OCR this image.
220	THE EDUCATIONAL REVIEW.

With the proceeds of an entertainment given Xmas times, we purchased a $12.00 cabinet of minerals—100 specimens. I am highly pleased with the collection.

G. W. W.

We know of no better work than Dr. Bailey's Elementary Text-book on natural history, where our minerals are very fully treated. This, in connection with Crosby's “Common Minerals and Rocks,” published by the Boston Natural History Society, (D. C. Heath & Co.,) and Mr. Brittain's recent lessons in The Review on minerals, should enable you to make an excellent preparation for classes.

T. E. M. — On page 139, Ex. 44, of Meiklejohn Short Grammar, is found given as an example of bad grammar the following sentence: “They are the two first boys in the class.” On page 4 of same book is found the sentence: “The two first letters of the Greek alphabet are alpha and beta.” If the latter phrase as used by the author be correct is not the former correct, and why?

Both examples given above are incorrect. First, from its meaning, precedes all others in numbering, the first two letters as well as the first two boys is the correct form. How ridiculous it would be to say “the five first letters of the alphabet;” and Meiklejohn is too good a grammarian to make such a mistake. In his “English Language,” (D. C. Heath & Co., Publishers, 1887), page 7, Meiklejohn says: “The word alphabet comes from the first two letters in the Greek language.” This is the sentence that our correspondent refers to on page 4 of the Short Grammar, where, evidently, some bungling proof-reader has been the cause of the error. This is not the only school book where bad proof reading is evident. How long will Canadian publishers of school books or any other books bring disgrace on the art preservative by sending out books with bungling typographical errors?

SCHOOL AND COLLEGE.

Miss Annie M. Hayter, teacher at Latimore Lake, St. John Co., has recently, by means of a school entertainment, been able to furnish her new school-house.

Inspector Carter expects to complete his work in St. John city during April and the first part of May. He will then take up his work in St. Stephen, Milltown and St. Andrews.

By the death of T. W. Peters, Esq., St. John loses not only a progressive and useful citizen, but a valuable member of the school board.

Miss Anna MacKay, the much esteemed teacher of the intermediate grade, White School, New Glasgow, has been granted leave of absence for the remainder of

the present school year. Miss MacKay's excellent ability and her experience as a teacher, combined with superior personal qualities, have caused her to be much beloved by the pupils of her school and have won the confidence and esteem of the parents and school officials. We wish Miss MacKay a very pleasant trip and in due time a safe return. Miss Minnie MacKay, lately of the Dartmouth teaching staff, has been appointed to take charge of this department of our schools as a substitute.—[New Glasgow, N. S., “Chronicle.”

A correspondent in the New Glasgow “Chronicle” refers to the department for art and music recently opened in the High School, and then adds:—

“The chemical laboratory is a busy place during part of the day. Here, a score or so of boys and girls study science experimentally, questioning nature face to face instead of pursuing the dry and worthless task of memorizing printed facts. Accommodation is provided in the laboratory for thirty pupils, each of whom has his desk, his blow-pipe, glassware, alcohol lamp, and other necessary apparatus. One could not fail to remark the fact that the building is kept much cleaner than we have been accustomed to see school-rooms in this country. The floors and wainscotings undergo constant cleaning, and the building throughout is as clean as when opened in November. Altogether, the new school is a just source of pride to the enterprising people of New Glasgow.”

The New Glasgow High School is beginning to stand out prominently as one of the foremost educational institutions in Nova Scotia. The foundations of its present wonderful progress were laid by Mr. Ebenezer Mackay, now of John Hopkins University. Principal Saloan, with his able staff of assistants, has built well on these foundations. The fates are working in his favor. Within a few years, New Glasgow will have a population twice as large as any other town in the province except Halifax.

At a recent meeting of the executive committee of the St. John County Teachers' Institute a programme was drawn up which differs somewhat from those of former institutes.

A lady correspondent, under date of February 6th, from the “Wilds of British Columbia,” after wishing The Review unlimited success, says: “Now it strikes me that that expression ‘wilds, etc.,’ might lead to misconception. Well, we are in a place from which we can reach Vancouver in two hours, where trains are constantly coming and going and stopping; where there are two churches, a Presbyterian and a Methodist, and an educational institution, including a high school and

STATED PROBLEM
Give every line of the material again, exactly as it reads.

WORKED ANSWER
OCR this image.
220	THE EDUCATIONAL REVIEW.

With the proceeds of an entertainment given Xmas times, we purchased a $12.00 cabinet of minerals—100 specimens. I am highly pleased with the collection.

G. W. W.

We know of no better work than Dr. Bailey's Elementary Text-book on natural history, where our minerals are very fully treated. This, in connection with Crosby's “Common Minerals and Rocks,” published by the Boston Natural History Society, (D. C. Heath & Co.,) and Mr. Brittain's recent lessons in The Review on minerals, should enable you to make an excellent preparation for classes.

T. E. M. — On page 139, Ex. 44, of Meiklejohn Short Grammar, is found given as an example of bad grammar the following sentence: “They are the two first boys in the class.” On page 4 of same book is found the sentence: “The two first letters of the Greek alphabet are alpha and beta.” If the latter phrase as used by the author be correct is not the former correct, and why?

Both examples given above are incorrect. First, from its meaning, precedes all others in numbering, the first two letters as well as the first two boys is the correct form. How ridiculous it would be to say “the five first letters of the alphabet;” and Meiklejohn is too good a grammarian to make such a mistake. In his “English Language,” (D. C. Heath & Co., Publishers, 1887), page 7, Meiklejohn says: “The word alphabet comes from the first two letters in the Greek language.” This is the sentence that our correspondent refers to on page 4 of the Short Grammar, where, evidently, some bungling proof-reader has been the cause of the error. This is not the only school book where bad proof reading is evident. How long will Canadian publishers of school books or any other books bring disgrace on the art preservative by sending out books with bungling typographical errors?

SCHOOL AND COLLEGE.

Miss Annie M. Hayter, teacher at Latimore Lake, St. John Co., has recently, by means of a school entertainment, been able to furnish her new school-house.

Inspector Carter expects to complete his work in St. John city during April and the first part of May. He will then take up his work in St. Stephen, Milltown and St. Andrews.

By the death of T. W. Peters, Esq., St. John loses not only a progressive and useful citizen, but a valuable member of the school board.

Miss Anna MacKay, the much esteemed teacher of the intermediate grade, White School, New Glasgow, has been granted leave of absence for the remainder of

the present school year. Miss MacKay's excellent ability and her experience as a teacher, combined with superior personal qualities, have caused her to be much beloved by the pupils of her school and have won the confidence and esteem of the parents and school officials. We wish Miss MacKay a very pleasant trip and in due time a safe return. Miss Minnie MacKay, lately of the Dartmouth teaching staff, has been appointed to take charge of this department of our schools as a substitute.—[New Glasgow, N. S., “Chronicle.”

A correspondent in the New Glasgow “Chronicle” refers to the department for art and music recently opened in the High School, and then adds:—

“The chemical laboratory is a busy place during part of the day. Here, a score or so of boys and girls study science experimentally, questioning nature face to face instead of pursuing the dry and worthless task of memorizing printed facts. Accommodation is provided in the laboratory for thirty pupils, each of whom has his desk, his blow-pipe, glassware, alcohol lamp, and other necessary apparatus. One could not fail to remark the fact that the building is kept much cleaner than we have been accustomed to see school-rooms in this country. The floors and wainscotings undergo constant cleaning, and the building throughout is as clean as when opened in November. Altogether, the new school is a just source of pride to the enterprising people of New Glasgow.”

The New Glasgow High School is beginning to stand out prominently as one of the foremost educational institutions in Nova Scotia. The foundations of its present wonderful progress were laid by Mr. Ebenezer Mackay, now of John Hopkins University. Principal Saloan, with his able staff of assistants, has built well on these foundations. The fates are working in his favor. Within a few years, New Glasgow will have a population twice as large as any other town in the province except Halifax.

At a recent meeting of the executive committee of the St. John County Teachers' Institute a programme was drawn up which differs somewhat from those of former institutes.

A lady correspondent, under date of February 6th, from the “Wilds of British Columbia,” after wishing The Review unlimited success, says: “Now it strikes me that that expression ‘wilds, etc.,’ might lead to misconception. Well, we are in a place from which we can reach Vancouver in two hours, where trains are constantly coming and going and stopping; where there are two churches, a Presbyterian and a Methodist, and an educational institution, including a high school and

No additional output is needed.